◆ **Your task**: Update the entries from the start through the line containing "nav-kontakt-anfahrt[interactable]: Kontakt &" by replacing "handshake-icon" with "handshake-symbol", leaving everything else unchanged.

[Element-and-box listings]
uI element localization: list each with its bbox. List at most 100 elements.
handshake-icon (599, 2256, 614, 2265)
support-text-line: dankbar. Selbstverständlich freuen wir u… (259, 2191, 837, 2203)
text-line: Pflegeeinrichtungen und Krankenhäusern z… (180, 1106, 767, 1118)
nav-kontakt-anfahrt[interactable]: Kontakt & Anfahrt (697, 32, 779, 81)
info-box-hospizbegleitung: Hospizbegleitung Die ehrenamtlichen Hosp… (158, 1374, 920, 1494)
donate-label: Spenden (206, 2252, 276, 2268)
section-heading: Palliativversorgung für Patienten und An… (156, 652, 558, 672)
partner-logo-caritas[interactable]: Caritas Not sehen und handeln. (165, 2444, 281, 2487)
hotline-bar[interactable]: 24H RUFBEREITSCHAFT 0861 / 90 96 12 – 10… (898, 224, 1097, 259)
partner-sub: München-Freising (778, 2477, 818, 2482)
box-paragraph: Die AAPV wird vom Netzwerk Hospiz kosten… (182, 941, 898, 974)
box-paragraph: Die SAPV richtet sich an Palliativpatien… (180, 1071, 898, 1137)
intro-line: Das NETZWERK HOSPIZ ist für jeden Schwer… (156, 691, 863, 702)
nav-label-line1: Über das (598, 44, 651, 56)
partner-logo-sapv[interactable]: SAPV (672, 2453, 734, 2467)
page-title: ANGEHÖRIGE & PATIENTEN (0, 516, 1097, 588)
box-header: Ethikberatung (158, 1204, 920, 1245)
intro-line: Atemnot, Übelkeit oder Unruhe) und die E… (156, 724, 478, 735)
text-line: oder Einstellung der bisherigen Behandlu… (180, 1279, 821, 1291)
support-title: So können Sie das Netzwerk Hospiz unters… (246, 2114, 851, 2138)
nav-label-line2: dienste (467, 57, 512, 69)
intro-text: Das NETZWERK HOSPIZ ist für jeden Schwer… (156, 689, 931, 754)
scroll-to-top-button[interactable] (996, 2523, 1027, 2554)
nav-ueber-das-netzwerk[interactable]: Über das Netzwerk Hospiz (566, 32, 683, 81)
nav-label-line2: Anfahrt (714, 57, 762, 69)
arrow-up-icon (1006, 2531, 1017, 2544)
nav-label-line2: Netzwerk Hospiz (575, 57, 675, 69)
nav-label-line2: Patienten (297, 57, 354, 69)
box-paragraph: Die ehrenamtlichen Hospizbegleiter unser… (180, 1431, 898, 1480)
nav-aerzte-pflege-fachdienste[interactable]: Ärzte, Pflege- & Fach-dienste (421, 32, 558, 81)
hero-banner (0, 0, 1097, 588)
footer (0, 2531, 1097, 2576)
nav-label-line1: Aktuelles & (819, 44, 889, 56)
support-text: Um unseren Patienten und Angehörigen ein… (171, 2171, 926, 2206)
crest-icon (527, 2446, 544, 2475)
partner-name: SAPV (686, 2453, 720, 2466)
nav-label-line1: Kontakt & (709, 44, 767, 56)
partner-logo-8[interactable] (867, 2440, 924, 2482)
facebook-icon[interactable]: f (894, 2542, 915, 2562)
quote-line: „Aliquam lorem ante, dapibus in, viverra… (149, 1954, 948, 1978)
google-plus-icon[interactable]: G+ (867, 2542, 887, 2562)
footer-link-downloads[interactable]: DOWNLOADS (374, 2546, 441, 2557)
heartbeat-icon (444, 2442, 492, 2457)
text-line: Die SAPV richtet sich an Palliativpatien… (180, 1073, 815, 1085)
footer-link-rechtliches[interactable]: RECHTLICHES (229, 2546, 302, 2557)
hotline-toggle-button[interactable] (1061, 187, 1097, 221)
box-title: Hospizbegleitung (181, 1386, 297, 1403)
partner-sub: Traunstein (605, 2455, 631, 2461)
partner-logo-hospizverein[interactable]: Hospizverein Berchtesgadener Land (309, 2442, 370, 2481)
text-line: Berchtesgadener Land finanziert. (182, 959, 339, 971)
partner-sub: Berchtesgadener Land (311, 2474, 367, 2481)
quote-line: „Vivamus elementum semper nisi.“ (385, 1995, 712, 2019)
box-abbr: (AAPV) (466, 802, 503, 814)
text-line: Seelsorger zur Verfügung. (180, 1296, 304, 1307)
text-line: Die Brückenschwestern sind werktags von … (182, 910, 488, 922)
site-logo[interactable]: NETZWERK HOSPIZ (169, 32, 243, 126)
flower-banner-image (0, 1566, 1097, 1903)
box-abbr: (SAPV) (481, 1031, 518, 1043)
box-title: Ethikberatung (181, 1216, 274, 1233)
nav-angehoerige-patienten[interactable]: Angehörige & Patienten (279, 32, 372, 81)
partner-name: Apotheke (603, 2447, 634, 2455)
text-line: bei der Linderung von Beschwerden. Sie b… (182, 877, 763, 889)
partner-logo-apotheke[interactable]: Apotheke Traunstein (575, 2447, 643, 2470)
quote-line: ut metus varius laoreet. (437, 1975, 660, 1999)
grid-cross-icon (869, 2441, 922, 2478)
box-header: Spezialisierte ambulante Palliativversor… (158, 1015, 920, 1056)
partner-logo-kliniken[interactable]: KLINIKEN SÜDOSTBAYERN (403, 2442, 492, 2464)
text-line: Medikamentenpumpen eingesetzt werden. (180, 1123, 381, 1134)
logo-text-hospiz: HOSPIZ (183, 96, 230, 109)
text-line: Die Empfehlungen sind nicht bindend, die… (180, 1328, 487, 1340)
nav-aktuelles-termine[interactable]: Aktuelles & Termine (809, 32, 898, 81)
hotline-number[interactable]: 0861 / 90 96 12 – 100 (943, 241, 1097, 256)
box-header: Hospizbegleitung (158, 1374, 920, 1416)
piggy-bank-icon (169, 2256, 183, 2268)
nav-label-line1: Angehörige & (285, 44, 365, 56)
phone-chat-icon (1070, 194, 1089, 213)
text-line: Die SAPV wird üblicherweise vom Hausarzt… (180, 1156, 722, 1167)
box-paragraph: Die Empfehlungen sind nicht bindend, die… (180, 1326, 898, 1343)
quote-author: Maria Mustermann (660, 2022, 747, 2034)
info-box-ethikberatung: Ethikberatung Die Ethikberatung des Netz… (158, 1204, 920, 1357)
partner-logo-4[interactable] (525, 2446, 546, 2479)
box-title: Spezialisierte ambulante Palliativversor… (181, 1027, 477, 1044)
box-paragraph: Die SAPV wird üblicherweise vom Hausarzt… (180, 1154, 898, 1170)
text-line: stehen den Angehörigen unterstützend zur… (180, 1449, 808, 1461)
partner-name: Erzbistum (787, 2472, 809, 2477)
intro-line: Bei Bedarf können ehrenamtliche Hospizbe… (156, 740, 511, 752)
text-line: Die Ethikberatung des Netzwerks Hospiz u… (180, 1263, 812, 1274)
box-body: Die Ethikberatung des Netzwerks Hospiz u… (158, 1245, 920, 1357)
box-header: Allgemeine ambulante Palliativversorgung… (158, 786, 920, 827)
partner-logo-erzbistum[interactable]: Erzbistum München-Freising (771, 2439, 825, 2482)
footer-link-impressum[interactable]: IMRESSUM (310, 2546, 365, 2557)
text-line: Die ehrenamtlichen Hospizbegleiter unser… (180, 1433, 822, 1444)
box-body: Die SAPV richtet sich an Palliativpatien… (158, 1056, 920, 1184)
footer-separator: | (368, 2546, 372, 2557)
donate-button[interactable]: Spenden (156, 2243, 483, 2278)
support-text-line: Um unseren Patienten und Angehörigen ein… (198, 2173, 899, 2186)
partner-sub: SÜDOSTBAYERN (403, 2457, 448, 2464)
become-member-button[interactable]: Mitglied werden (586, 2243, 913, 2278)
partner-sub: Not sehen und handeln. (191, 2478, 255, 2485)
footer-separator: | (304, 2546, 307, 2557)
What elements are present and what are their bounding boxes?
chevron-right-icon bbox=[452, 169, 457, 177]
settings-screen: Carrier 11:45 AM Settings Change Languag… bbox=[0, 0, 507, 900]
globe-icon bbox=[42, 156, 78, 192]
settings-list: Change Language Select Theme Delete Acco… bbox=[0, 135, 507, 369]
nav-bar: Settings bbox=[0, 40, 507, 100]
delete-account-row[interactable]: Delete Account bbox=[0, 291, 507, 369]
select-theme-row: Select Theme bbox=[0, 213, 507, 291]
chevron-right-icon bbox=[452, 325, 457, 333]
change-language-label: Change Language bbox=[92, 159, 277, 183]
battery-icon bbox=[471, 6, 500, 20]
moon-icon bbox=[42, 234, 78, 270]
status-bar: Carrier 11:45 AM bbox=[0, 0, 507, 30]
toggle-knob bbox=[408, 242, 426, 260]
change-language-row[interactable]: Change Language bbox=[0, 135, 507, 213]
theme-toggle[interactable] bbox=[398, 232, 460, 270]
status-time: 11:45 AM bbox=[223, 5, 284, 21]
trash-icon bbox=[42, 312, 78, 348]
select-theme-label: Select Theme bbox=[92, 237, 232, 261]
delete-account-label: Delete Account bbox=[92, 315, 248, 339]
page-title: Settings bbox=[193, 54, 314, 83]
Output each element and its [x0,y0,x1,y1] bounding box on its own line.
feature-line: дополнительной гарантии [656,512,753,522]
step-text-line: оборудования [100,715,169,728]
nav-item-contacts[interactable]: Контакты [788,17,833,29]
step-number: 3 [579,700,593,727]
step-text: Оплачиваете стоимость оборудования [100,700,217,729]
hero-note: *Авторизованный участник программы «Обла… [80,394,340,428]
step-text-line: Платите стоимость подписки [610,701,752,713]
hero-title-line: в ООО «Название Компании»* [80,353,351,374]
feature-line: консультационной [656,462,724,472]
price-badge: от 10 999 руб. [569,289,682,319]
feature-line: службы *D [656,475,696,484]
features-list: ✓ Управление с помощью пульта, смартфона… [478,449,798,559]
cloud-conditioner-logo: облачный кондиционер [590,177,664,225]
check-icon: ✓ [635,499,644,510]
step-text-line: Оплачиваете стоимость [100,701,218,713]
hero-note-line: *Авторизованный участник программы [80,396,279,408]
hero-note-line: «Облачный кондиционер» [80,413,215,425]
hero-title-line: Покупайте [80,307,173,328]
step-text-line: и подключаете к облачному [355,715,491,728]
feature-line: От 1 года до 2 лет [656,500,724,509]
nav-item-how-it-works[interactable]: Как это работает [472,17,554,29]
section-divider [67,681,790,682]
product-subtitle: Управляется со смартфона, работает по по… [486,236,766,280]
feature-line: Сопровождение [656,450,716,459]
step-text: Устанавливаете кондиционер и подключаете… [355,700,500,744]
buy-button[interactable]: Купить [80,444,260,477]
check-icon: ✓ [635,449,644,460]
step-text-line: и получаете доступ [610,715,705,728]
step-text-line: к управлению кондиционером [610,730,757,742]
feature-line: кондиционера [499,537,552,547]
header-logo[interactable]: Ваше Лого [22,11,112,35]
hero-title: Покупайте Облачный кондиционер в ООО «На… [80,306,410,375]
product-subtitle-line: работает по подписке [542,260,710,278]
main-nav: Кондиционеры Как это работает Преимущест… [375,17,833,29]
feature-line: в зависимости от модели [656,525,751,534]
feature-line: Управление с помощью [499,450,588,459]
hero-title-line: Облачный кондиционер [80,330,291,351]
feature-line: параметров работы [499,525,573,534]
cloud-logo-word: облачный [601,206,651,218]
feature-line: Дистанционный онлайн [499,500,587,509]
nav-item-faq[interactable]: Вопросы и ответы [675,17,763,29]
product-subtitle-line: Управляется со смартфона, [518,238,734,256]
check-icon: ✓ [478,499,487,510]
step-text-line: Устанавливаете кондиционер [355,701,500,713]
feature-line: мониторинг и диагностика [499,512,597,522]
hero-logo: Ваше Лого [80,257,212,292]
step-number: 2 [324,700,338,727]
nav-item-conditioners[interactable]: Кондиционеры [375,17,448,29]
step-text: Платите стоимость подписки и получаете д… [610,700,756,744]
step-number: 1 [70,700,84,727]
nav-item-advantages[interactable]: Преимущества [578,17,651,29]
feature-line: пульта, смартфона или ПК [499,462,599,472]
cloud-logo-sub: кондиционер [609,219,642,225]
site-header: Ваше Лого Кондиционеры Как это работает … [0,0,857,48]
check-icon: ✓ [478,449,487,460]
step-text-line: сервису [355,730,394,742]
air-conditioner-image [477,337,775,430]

◆ **Correct response**:
uI element localization: list each with its bbox. List at most 100 elements.
handshake-symbol (599, 2256, 614, 2265)
support-text-line: dankbar. Selbstverständlich freuen wir u… (259, 2191, 837, 2203)
text-line: Pflegeeinrichtungen und Krankenhäusern z… (180, 1106, 767, 1118)
nav-kontakt-anfahrt[interactable]: Kontakt & Anfahrt (697, 32, 779, 81)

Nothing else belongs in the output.